— BEGIN RAW DATA —

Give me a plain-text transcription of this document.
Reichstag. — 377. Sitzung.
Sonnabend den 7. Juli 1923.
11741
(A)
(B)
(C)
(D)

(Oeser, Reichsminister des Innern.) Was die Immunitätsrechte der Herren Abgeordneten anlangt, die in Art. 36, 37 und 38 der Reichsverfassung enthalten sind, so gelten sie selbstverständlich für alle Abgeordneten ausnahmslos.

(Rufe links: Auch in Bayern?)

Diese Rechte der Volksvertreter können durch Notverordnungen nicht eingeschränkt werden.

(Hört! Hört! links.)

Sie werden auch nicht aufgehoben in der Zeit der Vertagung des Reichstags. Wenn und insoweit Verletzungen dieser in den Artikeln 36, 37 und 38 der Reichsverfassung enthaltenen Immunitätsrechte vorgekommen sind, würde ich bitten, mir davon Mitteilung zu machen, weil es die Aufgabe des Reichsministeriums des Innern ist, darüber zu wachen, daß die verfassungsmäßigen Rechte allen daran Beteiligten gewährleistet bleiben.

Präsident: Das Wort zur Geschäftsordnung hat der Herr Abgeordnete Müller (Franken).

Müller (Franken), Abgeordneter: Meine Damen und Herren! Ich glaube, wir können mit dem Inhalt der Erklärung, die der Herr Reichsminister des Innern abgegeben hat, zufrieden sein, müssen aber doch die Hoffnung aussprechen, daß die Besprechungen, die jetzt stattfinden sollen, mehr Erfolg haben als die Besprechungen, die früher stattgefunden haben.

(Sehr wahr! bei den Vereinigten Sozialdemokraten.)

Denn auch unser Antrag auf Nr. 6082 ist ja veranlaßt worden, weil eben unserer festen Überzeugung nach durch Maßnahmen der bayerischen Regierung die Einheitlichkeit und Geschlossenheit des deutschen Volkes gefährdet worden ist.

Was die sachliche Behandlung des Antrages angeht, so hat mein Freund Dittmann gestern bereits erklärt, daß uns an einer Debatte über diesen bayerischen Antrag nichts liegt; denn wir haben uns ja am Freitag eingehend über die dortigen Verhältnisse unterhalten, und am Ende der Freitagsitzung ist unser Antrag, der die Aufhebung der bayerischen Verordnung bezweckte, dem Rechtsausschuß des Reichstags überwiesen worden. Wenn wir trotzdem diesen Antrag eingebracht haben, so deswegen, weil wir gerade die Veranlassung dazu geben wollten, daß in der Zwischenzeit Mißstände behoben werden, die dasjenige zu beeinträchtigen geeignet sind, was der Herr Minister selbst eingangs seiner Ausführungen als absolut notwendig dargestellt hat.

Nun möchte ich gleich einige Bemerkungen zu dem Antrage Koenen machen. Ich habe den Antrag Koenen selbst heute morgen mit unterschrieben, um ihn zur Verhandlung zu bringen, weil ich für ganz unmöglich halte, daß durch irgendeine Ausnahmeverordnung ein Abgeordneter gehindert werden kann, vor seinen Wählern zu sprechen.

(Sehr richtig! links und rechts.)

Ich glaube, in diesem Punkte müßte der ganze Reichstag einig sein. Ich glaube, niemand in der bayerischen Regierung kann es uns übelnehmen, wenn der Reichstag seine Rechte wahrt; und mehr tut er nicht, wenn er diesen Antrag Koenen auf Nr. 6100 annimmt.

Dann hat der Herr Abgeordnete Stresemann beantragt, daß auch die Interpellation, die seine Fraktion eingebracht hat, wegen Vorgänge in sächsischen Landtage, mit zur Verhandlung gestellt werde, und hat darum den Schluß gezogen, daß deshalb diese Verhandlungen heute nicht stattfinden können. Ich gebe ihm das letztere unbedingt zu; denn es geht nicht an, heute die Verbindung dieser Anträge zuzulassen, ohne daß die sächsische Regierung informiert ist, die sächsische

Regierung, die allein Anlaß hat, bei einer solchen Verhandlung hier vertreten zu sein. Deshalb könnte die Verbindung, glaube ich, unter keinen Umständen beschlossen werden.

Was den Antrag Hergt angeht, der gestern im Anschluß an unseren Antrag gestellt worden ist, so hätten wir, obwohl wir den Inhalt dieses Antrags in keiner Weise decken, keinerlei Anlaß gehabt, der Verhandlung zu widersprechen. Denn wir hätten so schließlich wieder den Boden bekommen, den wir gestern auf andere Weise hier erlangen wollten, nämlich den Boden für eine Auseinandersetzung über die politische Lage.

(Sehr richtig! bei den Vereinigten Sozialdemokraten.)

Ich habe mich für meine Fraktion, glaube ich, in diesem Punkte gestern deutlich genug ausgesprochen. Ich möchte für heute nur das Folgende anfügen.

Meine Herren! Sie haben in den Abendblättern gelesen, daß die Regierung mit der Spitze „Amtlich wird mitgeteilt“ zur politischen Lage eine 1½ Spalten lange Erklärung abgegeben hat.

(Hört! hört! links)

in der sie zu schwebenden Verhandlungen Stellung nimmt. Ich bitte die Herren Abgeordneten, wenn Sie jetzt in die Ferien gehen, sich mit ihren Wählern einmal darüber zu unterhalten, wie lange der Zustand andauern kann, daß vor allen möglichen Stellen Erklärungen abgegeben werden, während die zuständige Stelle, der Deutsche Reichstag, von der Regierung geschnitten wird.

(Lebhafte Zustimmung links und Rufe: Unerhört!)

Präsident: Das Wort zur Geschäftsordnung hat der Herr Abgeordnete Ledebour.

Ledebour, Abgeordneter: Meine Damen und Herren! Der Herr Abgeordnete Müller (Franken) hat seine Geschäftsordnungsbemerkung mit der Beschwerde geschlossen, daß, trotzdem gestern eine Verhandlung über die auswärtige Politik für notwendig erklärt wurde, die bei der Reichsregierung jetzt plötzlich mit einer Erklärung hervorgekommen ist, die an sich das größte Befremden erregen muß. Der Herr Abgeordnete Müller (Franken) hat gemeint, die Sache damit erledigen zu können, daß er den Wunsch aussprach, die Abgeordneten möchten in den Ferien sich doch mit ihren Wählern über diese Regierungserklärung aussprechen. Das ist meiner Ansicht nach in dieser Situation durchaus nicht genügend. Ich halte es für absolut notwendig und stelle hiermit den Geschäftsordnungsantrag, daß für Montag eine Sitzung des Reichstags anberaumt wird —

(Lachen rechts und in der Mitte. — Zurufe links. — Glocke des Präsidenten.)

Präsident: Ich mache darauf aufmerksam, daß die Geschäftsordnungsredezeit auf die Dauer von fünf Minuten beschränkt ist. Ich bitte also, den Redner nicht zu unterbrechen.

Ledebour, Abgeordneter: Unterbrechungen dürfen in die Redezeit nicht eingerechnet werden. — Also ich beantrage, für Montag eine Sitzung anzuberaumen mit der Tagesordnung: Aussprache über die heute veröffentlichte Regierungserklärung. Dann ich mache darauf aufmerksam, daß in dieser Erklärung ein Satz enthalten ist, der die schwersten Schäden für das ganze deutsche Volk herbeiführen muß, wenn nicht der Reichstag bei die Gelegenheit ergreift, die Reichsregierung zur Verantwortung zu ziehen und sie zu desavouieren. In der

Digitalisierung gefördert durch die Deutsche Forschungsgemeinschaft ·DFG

— END RAW DATA —

Reproduce each record exactly as it appears.

• **RESULT FOR THIS EXERCISE**:
Give me a plain-text transcription of this document.
Reichstag. — 377. Sitzung.
Sonnabend den 7. Juli 1923.
11741
(A)
(B)
(C)
(D)

(Oeser, Reichsminister des Innern.) Was die Immunitätsrechte der Herren Abgeordneten anlangt, die in Art. 36, 37 und 38 der Reichsverfassung enthalten sind, so gelten sie selbstverständlich für alle Abgeordneten ausnahmslos.

(Rufe links: Auch in Bayern?)

Diese Rechte der Volksvertreter können durch Notverordnungen nicht eingeschränkt werden.

(Hört! Hört! links.)

Sie werden auch nicht aufgehoben in der Zeit der Vertagung des Reichstags. Wenn und insoweit Verletzungen dieser in den Artikeln 36, 37 und 38 der Reichsverfassung enthaltenen Immunitätsrechte vorgekommen sind, würde ich bitten, mir davon Mitteilung zu machen, weil es die Aufgabe des Reichsministeriums des Innern ist, darüber zu wachen, daß die verfassungsmäßigen Rechte allen daran Beteiligten gewährleistet bleiben.

Präsident: Das Wort zur Geschäftsordnung hat der Herr Abgeordnete Müller (Franken).

Müller (Franken), Abgeordneter: Meine Damen und Herren! Ich glaube, wir können mit dem Inhalt der Erklärung, die der Herr Reichsminister des Innern abgegeben hat, zufrieden sein, müssen aber doch die Hoffnung aussprechen, daß die Besprechungen, die jetzt stattfinden sollen, mehr Erfolg haben als die Besprechungen, die früher stattgefunden haben.

(Sehr wahr! bei den Vereinigten Sozialdemokraten.)

Denn auch unser Antrag auf Nr. 6082 ist ja veranlaßt worden, weil eben unserer festen Überzeugung nach durch Maßnahmen der bayerischen Regierung die Einheitlichkeit und Geschlossenheit des deutschen Volkes gefährdet worden ist.

Was die sachliche Behandlung des Antrages angeht, so hat mein Freund Dittmann gestern bereits erklärt, daß uns an einer Debatte über diesen bayerischen Antrag nichts liegt; denn wir haben uns ja am Freitag eingehend über die dortigen Verhältnisse unterhalten, und am Ende der Freitagsitzung ist unser Antrag, der die Aufhebung der bayerischen Verordnung bezweckte, dem Rechtsausschuß des Reichstags überwiesen worden. Wenn wir trotzdem diesen Antrag eingebracht haben, so deswegen, weil wir gerade die Veranlassung dazu geben wollten, daß in der Zwischenzeit Mißstände behoben werden, die dasjenige zu beeinträchtigen geeignet sind, was der Herr Minister selbst eingangs seiner Ausführungen als absolut notwendig dargestellt hat.

Nun möchte ich gleich einige Bemerkungen zu dem Antrage Koenen machen. Ich habe den Antrag Koenen selbst heute morgen mit unterschrieben, um ihn zur Verhandlung zu bringen, weil ich für ganz unmöglich halte, daß durch irgendeine Ausnahmeverordnung ein Abgeordneter gehindert werden kann, vor seinen Wählern zu sprechen.

(Sehr richtig! links und rechts.)

Ich glaube, in diesem Punkte müßte der ganze Reichstag einig sein. Ich glaube, niemand in der bayerischen Regierung kann es uns übelnehmen, wenn der Reichstag seine Rechte wahrt; und mehr tut er nicht, wenn er diesen Antrag Koenen auf Nr. 6100 annimmt.

Dann hat der Herr Abgeordnete Stresemann beantragt, daß auch die Interpellation, die seine Fraktion eingebracht hat, wegen Vorgänge in sächsischen Landtage, mit zur Verhandlung gestellt werde, und hat darum den Schluß gezogen, daß deshalb diese Verhandlungen heute nicht stattfinden können. Ich gebe ihm das letztere unbedingt zu; denn es geht nicht an, heute die Verbindung dieser Anträge zuzulassen, ohne daß die sächsische Regierung informiert ist, die sächsische

Regierung, die allein Anlaß hat, bei einer solchen Verhandlung hier vertreten zu sein. Deshalb könnte die Verbindung, glaube ich, unter keinen Umständen beschlossen werden.

Was den Antrag Hergt angeht, der gestern im Anschluß an unseren Antrag gestellt worden ist, so hätten wir, obwohl wir den Inhalt dieses Antrags in keiner Weise decken, keinerlei Anlaß gehabt, der Verhandlung zu widersprechen. Denn wir hätten so schließlich wieder den Boden bekommen, den wir gestern auf andere Weise hier erlangen wollten, nämlich den Boden für eine Auseinandersetzung über die politische Lage.

(Sehr richtig! bei den Vereinigten Sozialdemokraten.)

Ich habe mich für meine Fraktion, glaube ich, in diesem Punkte gestern deutlich genug ausgesprochen. Ich möchte für heute nur das Folgende anfügen.

Meine Herren! Sie haben in den Abendblättern gelesen, daß die Regierung mit der Spitze „Amtlich wird mitgeteilt“ zur politischen Lage eine 1½ Spalten lange Erklärung abgegeben hat.

(Hört! hört! links)

in der sie zu schwebenden Verhandlungen Stellung nimmt. Ich bitte die Herren Abgeordneten, wenn Sie jetzt in die Ferien gehen, sich mit ihren Wählern einmal darüber zu unterhalten, wie lange der Zustand andauern kann, daß vor allen möglichen Stellen Erklärungen abgegeben werden, während die zuständige Stelle, der Deutsche Reichstag, von der Regierung geschnitten wird.

(Lebhafte Zustimmung links und Rufe: Unerhört!)

Präsident: Das Wort zur Geschäftsordnung hat der Herr Abgeordnete Ledebour.

Ledebour, Abgeordneter: Meine Damen und Herren! Der Herr Abgeordnete Müller (Franken) hat seine Geschäftsordnungsbemerkung mit der Beschwerde geschlossen, daß, trotzdem gestern eine Verhandlung über die auswärtige Politik für notwendig erklärt wurde, die bei der Reichsregierung jetzt plötzlich mit einer Erklärung hervorgekommen ist, die an sich das größte Befremden erregen muß. Der Herr Abgeordnete Müller (Franken) hat gemeint, die Sache damit erledigen zu können, daß er den Wunsch aussprach, die Abgeordneten möchten in den Ferien sich doch mit ihren Wählern über diese Regierungserklärung aussprechen. Das ist meiner Ansicht nach in dieser Situation durchaus nicht genügend. Ich halte es für absolut notwendig und stelle hiermit den Geschäftsordnungsantrag, daß für Montag eine Sitzung des Reichstags anberaumt wird —

(Lachen rechts und in der Mitte. — Zurufe links. — Glocke des Präsidenten.)

Präsident: Ich mache darauf aufmerksam, daß die Geschäftsordnungsredezeit auf die Dauer von fünf Minuten beschränkt ist. Ich bitte also, den Redner nicht zu unterbrechen.

Ledebour, Abgeordneter: Unterbrechungen dürfen in die Redezeit nicht eingerechnet werden. — Also ich beantrage, für Montag eine Sitzung anzuberaumen mit der Tagesordnung: Aussprache über die heute veröffentlichte Regierungserklärung. Dann ich mache darauf aufmerksam, daß in dieser Erklärung ein Satz enthalten ist, der die schwersten Schäden für das ganze deutsche Volk herbeiführen muß, wenn nicht der Reichstag bei die Gelegenheit ergreift, die Reichsregierung zur Verantwortung zu ziehen und sie zu desavouieren. In der

Digitalisierung gefördert durch die Deutsche Forschungsgemeinschaft ·DFG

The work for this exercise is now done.